** Begin **
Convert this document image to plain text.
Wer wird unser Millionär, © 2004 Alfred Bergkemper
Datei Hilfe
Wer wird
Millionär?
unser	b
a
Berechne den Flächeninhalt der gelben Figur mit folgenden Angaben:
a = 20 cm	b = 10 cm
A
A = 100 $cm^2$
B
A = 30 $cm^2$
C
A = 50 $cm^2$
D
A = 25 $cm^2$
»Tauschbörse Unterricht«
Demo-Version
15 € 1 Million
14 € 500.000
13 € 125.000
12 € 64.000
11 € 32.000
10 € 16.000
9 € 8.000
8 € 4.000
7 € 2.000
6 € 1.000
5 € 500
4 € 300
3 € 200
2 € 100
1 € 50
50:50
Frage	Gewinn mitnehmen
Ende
** End **
## TO DO
Show every line where the string "wird" appears.

## REPLY TO THE EXERCISE
Wer wird unser Millionär, © 2004 Alfred Bergkemper
Wer wird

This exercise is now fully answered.